Poursuivez le reportage sur le camp de Maxmur en reprenant après sa dernière phrase.

# TEXTE CHOISI:
★ ★ ★ ★ ★ ★ ★
À 100 km au sud de Mossoul, en Irak, là où, il y a vingt ans, ne subsistaient que « des pierres, des serpents et des scorpions », s’élève aujourd’hui un camp d’exilé.es peuplé de Kurdes de Turquie. Malgré les guerres d’Irak, les attaques de Daech et la trahison des peshmergas, ces hommes et ces femmes ont réussi à créer dans ce coin de désert une microsociété auto-organisée, sous la protection du PKK. Reportage.
« Nous voulons revenir dans notre village, même si nous devons souffrir pour ça. Ici ce n’est pas chez nous », soupire Asiya, en réajustant le fichu blanc entourant son visage marqué par les années et les épreuves. Par la fenêtre de sa modeste pièce à vivre, la poussière soulevée par le vent fait du soleil un pâle rond brillant dans un ciel gris. Elle masque le sommet des collines rocailleuses et nues au flanc desquelles le camp de Maxmur est adossé, et bouche l’horizon des plaines désertiques lui faisant face.
★ ★ ★ ★ ★ ★ ★
# LIGNES DE DONNÉES:
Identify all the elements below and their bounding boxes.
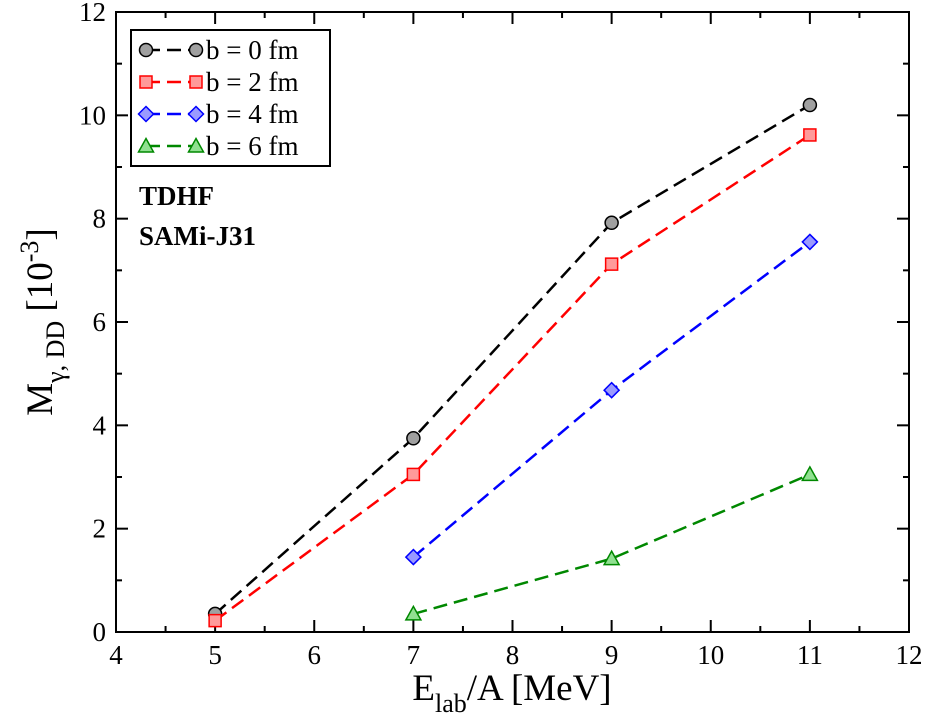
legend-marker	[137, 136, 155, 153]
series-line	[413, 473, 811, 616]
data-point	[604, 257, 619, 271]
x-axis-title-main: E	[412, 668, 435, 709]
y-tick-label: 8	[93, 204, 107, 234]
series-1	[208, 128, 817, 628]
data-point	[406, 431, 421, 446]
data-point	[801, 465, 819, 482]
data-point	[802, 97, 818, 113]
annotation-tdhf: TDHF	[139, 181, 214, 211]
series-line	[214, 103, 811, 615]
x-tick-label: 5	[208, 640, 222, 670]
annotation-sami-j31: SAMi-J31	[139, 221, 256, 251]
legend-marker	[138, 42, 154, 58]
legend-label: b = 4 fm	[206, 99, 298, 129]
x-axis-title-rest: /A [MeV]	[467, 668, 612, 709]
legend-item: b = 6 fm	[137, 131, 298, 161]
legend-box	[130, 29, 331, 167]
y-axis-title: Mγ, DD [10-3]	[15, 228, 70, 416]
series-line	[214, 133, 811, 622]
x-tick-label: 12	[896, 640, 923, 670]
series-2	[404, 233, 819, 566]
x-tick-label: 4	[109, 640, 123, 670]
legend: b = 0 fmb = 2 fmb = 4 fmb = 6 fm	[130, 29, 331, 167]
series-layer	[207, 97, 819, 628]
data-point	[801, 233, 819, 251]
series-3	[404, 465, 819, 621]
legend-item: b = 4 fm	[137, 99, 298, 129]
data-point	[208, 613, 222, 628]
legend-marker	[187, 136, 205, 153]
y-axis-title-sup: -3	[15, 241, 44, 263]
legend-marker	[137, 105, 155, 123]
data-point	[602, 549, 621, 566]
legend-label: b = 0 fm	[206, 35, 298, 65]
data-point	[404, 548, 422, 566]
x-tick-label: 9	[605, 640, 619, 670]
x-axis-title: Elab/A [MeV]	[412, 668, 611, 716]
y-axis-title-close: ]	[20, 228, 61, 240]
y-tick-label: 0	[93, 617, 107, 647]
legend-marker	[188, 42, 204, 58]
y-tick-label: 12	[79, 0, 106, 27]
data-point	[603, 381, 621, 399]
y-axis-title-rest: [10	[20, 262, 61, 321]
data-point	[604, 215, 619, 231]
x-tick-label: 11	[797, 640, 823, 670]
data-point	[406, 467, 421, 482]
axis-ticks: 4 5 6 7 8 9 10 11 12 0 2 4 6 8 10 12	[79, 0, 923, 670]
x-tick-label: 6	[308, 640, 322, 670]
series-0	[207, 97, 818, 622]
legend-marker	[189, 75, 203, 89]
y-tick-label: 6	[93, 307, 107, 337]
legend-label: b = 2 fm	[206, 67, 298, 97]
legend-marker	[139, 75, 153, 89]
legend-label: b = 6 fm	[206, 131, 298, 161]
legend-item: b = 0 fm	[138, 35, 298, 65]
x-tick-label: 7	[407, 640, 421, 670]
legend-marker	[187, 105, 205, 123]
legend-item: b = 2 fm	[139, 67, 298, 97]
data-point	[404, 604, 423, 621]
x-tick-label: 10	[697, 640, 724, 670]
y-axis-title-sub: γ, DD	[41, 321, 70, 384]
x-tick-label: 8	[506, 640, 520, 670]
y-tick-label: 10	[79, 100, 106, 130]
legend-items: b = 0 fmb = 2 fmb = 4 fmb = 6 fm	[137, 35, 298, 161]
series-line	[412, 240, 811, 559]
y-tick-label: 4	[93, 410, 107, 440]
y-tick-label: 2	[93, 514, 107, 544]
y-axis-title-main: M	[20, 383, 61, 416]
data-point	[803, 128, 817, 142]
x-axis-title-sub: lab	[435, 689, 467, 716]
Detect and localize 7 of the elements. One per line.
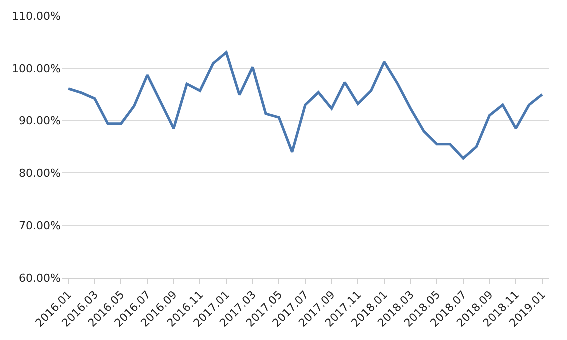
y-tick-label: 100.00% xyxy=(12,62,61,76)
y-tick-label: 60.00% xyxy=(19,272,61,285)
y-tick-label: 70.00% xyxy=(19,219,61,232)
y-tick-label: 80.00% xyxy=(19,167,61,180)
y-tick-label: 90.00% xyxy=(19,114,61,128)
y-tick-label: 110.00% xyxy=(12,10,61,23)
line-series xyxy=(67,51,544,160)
★ ★ ★ ★ ★ ★ ★
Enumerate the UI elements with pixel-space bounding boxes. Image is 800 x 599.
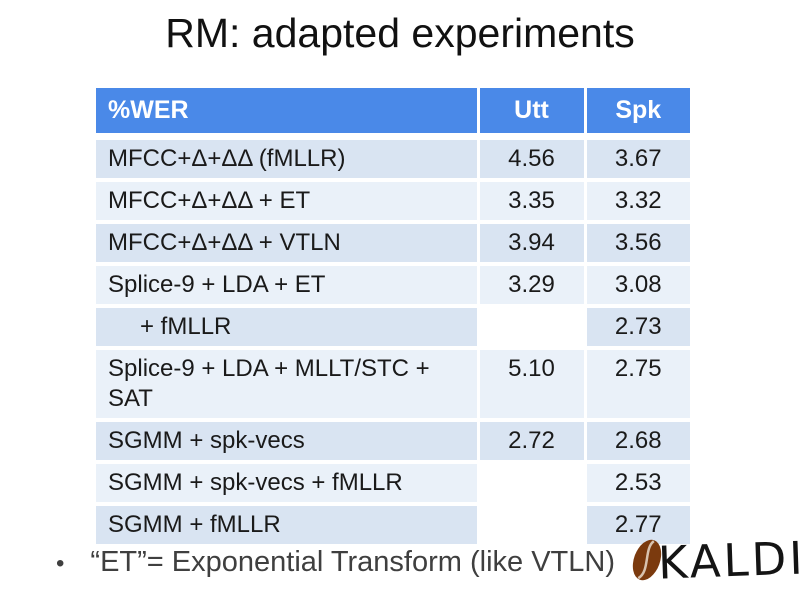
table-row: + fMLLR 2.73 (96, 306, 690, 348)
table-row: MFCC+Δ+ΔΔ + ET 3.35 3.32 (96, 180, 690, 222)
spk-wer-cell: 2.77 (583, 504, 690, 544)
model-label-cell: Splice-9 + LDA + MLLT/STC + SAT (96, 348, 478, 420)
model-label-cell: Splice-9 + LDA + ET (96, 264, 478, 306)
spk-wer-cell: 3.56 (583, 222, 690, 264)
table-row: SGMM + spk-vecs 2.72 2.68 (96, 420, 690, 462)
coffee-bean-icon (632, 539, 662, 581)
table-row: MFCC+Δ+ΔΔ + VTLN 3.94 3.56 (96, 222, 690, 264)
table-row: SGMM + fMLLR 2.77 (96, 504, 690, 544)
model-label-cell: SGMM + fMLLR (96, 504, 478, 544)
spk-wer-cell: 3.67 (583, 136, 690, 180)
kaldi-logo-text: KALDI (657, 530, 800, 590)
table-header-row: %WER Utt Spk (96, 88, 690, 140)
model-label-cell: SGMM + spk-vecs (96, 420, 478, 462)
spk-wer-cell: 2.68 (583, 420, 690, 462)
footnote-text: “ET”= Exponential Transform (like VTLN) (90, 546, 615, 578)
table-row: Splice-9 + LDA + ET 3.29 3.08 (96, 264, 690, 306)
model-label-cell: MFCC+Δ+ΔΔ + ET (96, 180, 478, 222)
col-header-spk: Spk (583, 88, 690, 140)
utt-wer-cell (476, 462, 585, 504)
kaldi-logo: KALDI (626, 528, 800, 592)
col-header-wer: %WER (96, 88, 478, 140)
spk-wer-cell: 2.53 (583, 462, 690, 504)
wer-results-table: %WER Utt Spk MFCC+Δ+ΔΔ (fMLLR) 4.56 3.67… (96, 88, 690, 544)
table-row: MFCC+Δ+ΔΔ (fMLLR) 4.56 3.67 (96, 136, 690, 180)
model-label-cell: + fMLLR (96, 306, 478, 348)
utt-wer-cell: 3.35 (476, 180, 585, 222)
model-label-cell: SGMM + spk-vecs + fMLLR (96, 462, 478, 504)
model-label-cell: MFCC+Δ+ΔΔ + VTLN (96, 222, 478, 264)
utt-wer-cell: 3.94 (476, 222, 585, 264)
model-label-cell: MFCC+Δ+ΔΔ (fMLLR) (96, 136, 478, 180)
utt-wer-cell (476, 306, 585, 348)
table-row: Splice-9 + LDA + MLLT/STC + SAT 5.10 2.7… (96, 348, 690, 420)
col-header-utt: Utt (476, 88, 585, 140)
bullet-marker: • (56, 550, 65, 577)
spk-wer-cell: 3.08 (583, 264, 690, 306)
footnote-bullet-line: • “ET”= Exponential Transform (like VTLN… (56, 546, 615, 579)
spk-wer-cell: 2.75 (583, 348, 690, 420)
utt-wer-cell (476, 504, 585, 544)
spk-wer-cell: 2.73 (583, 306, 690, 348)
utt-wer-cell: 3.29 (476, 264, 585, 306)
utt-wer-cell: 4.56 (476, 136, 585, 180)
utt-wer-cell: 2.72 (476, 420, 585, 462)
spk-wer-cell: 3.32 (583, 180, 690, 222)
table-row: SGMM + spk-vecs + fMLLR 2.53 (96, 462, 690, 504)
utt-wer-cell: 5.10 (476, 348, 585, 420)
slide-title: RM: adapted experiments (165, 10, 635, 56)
★ ★ ★ ★ ★ ★ ★
# RÉPONSE ATTENDUE:
Malgré les années écoulées, tous les habitants et habitantes considèrent le camp comme un refuge temporaire et rêvent d’un retour. Leur vrai foyer est dans leur village du Kurdistan nord (en Turquie), d’où ils et elles furent chassé.es au milieu des années 1990 par la violente répression de l’État turc. Après une longue errance des exilé.es [1], de camp provisoire en camp provisoire, Saddam Hussein accorda en 1998 l’emplacement actuel du camp aux Nations unies, près du village de Maxmur. Nulle générosité de sa part : à 100 km au sud de Mossoul, il n’y avait alors, comme le décrit Nihat, 26 ans, que « stones, snakes and scorpions » (« des pierres, des serpents et des scorpions »). Pas d’eau, pas de végétation et une température qui dépasse les 50 °C en été.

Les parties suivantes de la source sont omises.